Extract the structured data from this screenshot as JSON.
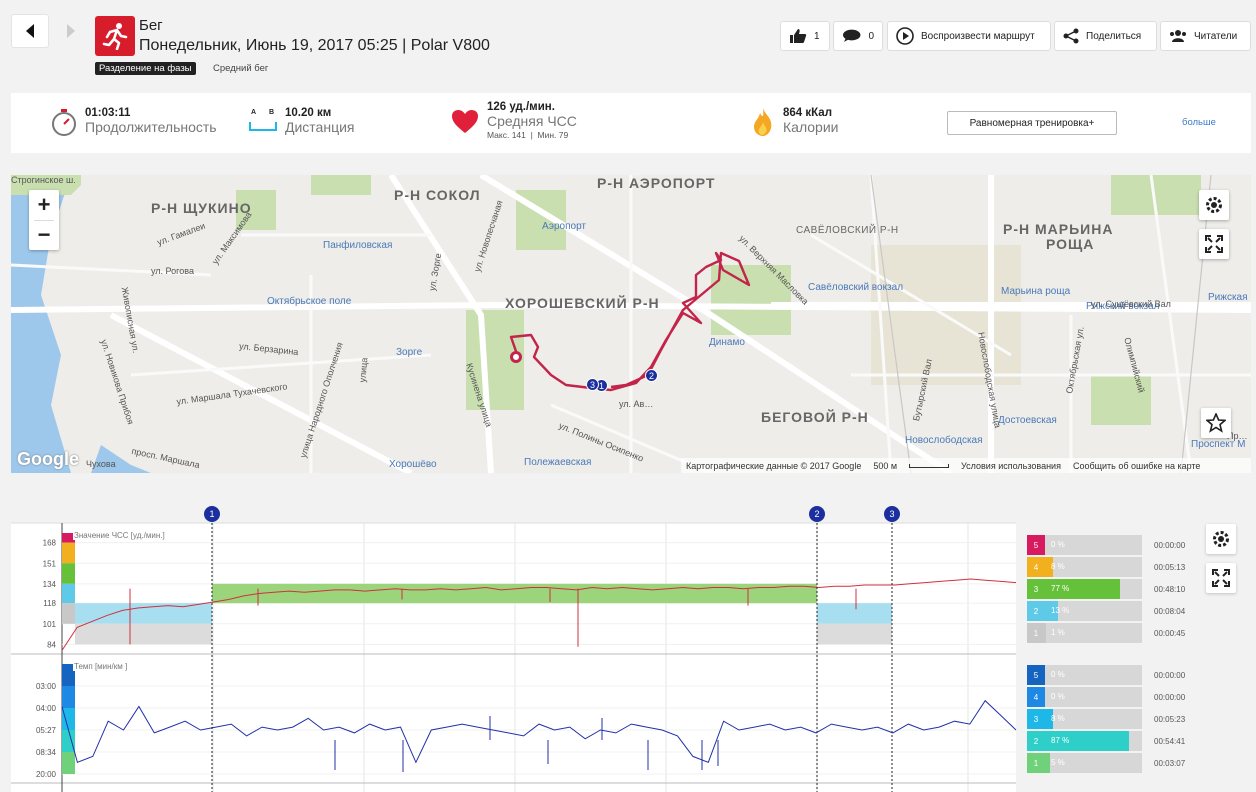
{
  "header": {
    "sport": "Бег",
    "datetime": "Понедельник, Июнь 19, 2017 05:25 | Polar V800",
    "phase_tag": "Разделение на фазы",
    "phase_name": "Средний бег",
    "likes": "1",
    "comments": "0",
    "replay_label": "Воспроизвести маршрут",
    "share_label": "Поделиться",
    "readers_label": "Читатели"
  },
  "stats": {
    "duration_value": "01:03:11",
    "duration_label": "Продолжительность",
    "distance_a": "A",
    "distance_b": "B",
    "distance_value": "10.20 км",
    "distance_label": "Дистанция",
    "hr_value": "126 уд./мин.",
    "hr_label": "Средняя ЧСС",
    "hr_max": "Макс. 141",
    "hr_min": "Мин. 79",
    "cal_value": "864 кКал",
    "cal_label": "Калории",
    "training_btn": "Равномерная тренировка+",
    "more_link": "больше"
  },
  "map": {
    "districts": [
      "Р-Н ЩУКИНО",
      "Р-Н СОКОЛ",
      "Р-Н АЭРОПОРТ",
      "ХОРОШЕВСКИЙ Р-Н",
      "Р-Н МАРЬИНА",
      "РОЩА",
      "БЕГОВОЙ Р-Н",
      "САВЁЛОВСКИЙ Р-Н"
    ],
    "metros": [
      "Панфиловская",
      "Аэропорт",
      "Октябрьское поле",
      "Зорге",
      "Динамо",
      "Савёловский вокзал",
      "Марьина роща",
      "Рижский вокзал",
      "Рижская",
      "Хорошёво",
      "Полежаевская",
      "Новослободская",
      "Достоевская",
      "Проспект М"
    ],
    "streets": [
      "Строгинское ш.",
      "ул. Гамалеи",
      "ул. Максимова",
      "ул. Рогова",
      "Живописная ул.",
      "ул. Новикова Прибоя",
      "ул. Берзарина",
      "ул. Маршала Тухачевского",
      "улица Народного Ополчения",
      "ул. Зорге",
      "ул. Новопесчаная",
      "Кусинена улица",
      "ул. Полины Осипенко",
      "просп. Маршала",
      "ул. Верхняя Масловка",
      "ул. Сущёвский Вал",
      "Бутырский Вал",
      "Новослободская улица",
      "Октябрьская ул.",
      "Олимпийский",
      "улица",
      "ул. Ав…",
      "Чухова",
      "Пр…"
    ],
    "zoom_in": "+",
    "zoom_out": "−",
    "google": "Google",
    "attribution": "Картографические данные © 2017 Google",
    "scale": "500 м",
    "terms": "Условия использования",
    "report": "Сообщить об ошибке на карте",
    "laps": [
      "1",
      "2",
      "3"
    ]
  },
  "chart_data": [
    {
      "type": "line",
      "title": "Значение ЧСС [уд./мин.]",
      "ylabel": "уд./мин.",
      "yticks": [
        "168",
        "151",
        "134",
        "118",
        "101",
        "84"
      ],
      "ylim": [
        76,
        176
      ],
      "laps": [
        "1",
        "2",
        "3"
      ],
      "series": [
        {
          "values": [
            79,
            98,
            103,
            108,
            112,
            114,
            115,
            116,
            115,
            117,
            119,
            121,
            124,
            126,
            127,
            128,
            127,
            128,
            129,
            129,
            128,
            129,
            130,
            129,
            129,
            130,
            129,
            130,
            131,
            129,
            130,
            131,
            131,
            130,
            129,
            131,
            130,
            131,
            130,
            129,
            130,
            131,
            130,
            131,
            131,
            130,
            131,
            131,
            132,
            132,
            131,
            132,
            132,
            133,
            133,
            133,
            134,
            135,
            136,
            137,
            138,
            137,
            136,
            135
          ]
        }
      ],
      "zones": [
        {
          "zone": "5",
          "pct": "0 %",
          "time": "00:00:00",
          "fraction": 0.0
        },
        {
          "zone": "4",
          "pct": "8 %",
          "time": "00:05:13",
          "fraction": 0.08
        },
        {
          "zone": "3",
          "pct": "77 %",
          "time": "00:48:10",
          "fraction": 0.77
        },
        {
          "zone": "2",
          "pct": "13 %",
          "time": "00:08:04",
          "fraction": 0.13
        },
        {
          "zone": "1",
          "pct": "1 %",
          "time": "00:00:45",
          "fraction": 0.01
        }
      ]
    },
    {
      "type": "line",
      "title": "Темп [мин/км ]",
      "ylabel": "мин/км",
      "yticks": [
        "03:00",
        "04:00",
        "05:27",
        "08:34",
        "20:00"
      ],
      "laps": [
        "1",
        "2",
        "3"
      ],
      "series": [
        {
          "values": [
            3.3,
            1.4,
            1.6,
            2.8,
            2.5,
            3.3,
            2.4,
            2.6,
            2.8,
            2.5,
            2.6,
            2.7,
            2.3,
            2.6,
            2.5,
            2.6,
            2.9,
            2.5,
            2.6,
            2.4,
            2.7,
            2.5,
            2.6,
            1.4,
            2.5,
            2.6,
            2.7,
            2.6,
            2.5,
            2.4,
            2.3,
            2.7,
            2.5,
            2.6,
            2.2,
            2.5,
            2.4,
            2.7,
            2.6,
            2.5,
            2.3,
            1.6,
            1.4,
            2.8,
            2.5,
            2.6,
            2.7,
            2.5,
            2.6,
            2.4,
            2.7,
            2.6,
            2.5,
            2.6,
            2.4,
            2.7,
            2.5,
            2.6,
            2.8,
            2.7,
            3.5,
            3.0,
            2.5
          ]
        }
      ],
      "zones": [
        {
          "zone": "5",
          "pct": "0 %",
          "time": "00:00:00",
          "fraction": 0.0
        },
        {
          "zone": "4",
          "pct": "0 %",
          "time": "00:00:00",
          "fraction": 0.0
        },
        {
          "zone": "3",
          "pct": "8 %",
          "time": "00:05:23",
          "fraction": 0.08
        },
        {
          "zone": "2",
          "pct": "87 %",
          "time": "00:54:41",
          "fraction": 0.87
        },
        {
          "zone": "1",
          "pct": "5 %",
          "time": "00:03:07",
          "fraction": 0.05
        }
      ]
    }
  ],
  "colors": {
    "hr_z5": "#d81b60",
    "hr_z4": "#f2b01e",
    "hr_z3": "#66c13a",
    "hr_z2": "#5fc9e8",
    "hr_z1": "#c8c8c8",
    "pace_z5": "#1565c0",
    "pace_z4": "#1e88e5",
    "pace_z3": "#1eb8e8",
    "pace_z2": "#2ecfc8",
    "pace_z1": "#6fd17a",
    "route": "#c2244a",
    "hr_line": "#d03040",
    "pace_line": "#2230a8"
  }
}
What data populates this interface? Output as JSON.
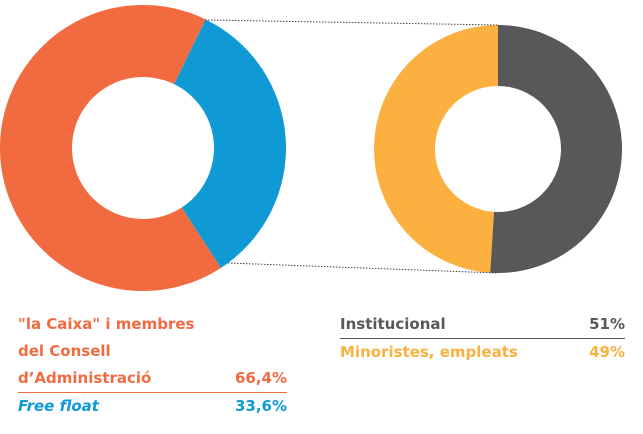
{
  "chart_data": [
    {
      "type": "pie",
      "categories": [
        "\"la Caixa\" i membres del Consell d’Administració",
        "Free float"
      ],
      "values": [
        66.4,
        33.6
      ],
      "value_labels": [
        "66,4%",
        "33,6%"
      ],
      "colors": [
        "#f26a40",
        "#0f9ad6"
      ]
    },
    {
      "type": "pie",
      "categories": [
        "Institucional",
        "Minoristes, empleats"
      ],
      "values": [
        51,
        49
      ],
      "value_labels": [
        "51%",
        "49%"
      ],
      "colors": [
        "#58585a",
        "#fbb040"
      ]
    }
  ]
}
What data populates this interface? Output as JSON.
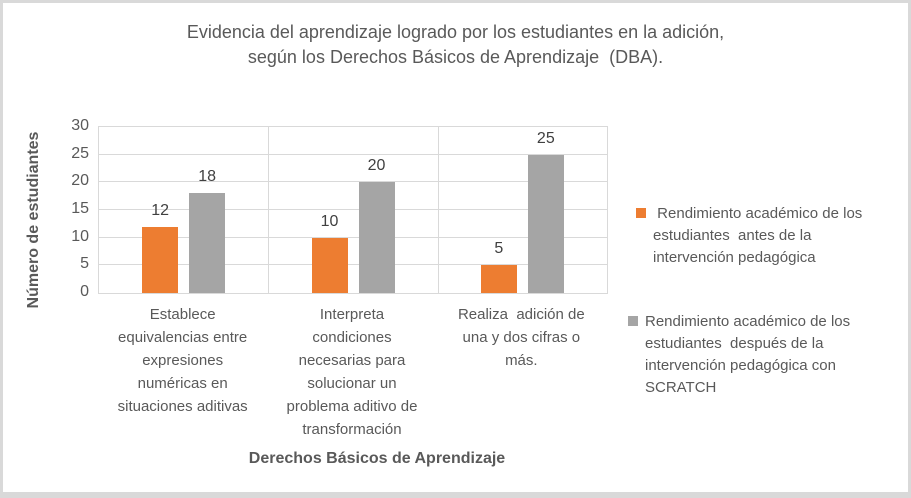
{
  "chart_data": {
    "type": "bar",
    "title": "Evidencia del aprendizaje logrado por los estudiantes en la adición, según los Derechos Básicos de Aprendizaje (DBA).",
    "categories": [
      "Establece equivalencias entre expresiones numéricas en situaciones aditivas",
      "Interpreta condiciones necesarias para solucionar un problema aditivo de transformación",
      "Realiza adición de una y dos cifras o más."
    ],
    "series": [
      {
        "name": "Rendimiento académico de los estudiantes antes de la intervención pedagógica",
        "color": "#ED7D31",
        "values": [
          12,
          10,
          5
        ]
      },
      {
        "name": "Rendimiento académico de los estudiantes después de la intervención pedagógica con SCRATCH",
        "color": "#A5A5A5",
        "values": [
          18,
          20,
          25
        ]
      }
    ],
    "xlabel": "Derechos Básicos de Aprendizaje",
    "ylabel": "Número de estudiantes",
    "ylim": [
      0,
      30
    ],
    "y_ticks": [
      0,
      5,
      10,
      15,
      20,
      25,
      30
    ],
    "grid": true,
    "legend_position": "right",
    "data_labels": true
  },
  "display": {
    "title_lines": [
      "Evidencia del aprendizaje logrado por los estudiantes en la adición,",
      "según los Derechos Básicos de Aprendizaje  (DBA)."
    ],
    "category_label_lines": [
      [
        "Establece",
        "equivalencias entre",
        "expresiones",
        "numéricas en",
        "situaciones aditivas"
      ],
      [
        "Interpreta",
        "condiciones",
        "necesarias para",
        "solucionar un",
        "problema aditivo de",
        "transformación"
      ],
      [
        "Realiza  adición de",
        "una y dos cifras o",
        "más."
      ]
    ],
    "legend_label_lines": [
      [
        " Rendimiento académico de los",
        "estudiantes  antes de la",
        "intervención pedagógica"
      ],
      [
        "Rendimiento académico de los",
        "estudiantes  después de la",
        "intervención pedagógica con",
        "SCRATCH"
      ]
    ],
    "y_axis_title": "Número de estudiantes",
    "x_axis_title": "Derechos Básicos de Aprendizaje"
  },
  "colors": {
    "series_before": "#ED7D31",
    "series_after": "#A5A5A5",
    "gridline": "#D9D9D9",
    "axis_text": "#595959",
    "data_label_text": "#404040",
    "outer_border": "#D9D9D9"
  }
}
* * * *
Track down the lines that include the word "fraction" and copy them.

**Answer in full**
          "fraction": 0.0
          "fraction": 0.08
          "fraction": 0.77
          "fraction": 0.13
          "fraction": 0.01
          "fraction": 0.0
          "fraction": 0.0
          "fraction": 0.08
          "fraction": 0.87
          "fraction": 0.05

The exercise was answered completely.